(Your instructions): Each record is to be transcribed exactly.
--- Provided data ---
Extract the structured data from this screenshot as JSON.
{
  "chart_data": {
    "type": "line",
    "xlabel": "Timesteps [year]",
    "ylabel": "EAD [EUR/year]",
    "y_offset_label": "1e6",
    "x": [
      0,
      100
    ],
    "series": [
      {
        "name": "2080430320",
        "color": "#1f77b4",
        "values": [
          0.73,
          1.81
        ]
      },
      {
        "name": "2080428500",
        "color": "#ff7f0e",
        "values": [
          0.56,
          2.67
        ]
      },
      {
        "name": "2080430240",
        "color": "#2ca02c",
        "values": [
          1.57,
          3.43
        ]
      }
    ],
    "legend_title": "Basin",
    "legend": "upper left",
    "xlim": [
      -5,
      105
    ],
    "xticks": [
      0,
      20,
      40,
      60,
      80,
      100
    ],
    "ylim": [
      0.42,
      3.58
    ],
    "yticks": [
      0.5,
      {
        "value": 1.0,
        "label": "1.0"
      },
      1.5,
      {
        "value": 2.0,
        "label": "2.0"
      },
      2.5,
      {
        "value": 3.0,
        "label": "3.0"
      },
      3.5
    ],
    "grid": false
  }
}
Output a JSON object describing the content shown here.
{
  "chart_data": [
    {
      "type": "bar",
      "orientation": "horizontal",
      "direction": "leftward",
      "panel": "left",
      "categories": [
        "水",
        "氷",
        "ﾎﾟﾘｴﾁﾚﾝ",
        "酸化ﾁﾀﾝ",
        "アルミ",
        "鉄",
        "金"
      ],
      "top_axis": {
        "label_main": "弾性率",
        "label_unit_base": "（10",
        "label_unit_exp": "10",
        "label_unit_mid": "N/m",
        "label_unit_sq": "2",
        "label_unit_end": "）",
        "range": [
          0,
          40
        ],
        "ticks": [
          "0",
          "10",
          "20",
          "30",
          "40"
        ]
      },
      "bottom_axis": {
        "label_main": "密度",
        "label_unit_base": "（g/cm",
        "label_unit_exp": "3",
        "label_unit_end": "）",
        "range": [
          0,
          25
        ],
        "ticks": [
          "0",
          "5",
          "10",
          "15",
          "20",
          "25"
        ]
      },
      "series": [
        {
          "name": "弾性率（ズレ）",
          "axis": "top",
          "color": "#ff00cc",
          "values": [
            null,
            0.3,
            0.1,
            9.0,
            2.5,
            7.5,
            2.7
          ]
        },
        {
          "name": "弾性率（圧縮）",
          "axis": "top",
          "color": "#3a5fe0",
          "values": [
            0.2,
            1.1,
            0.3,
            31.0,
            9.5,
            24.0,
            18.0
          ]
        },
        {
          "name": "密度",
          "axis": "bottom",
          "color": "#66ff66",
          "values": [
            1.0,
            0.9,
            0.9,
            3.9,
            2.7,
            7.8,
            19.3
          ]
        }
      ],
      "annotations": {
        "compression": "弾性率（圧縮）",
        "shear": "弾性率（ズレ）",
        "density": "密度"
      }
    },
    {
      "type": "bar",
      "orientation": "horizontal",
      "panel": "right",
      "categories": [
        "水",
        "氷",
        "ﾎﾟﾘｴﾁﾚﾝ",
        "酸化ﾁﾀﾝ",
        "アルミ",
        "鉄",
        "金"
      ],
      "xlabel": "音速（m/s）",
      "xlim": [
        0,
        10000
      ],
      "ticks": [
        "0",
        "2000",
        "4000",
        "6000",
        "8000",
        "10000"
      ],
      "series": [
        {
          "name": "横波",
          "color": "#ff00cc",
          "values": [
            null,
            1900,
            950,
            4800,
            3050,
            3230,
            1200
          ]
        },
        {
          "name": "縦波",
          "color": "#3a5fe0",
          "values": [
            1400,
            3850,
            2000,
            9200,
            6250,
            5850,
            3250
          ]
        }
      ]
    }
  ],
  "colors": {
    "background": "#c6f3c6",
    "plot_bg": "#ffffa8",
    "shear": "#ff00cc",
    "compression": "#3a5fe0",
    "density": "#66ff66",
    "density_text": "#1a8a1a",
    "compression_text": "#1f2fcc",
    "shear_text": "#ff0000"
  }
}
---
(Task solution):
Extract the structured data from this screenshot as JSON.
{
  "chart_data": {
    "type": "line",
    "xlabel": "Timesteps [year]",
    "ylabel": "EAD [EUR/year]",
    "y_offset_label": "1e6",
    "x": [
      0,
      100
    ],
    "series": [
      {
        "name": "2080430320",
        "color": "#1f77b4",
        "values": [
          0.73,
          1.81
        ]
      },
      {
        "name": "2080428500",
        "color": "#ff7f0e",
        "values": [
          0.56,
          2.67
        ]
      },
      {
        "name": "2080430240",
        "color": "#2ca02c",
        "values": [
          1.57,
          3.43
        ]
      }
    ],
    "legend_title": "Basin",
    "legend": "upper left",
    "xlim": [
      -5,
      105
    ],
    "xticks": [
      0,
      20,
      40,
      60,
      80,
      100
    ],
    "ylim": [
      0.42,
      3.58
    ],
    "yticks": [
      0.5,
      {
        "value": 1.0,
        "label": "1.0"
      },
      1.5,
      {
        "value": 2.0,
        "label": "2.0"
      },
      2.5,
      {
        "value": 3.0,
        "label": "3.0"
      },
      3.5
    ],
    "grid": false
  }
}
Output a JSON object describing the content shown here.
{
  "chart_data": [
    {
      "type": "bar",
      "orientation": "horizontal",
      "direction": "leftward",
      "panel": "left",
      "categories": [
        "水",
        "氷",
        "ﾎﾟﾘｴﾁﾚﾝ",
        "酸化ﾁﾀﾝ",
        "アルミ",
        "鉄",
        "金"
      ],
      "top_axis": {
        "label_main": "弾性率",
        "label_unit_base": "（10",
        "label_unit_exp": "10",
        "label_unit_mid": "N/m",
        "label_unit_sq": "2",
        "label_unit_end": "）",
        "range": [
          0,
          40
        ],
        "ticks": [
          "0",
          "10",
          "20",
          "30",
          "40"
        ]
      },
      "bottom_axis": {
        "label_main": "密度",
        "label_unit_base": "（g/cm",
        "label_unit_exp": "3",
        "label_unit_end": "）",
        "range": [
          0,
          25
        ],
        "ticks": [
          "0",
          "5",
          "10",
          "15",
          "20",
          "25"
        ]
      },
      "series": [
        {
          "name": "弾性率（ズレ）",
          "axis": "top",
          "color": "#ff00cc",
          "values": [
            null,
            0.3,
            0.1,
            9.0,
            2.5,
            7.5,
            2.7
          ]
        },
        {
          "name": "弾性率（圧縮）",
          "axis": "top",
          "color": "#3a5fe0",
          "values": [
            0.2,
            1.1,
            0.3,
            31.0,
            9.5,
            24.0,
            18.0
          ]
        },
        {
          "name": "密度",
          "axis": "bottom",
          "color": "#66ff66",
          "values": [
            1.0,
            0.9,
            0.9,
            3.9,
            2.7,
            7.8,
            19.3
          ]
        }
      ],
      "annotations": {
        "compression": "弾性率（圧縮）",
        "shear": "弾性率（ズレ）",
        "density": "密度"
      }
    },
    {
      "type": "bar",
      "orientation": "horizontal",
      "panel": "right",
      "categories": [
        "水",
        "氷",
        "ﾎﾟﾘｴﾁﾚﾝ",
        "酸化ﾁﾀﾝ",
        "アルミ",
        "鉄",
        "金"
      ],
      "xlabel": "音速（m/s）",
      "xlim": [
        0,
        10000
      ],
      "ticks": [
        "0",
        "2000",
        "4000",
        "6000",
        "8000",
        "10000"
      ],
      "series": [
        {
          "name": "横波",
          "color": "#ff00cc",
          "values": [
            null,
            1900,
            950,
            4800,
            3050,
            3230,
            1200
          ]
        },
        {
          "name": "縦波",
          "color": "#3a5fe0",
          "values": [
            1400,
            3850,
            2000,
            9200,
            6250,
            5850,
            3250
          ]
        }
      ]
    }
  ],
  "colors": {
    "background": "#c6f3c6",
    "plot_bg": "#ffffa8",
    "shear": "#ff00cc",
    "compression": "#3a5fe0",
    "density": "#66ff66",
    "density_text": "#1a8a1a",
    "compression_text": "#1f2fcc",
    "shear_text": "#ff0000"
  }
}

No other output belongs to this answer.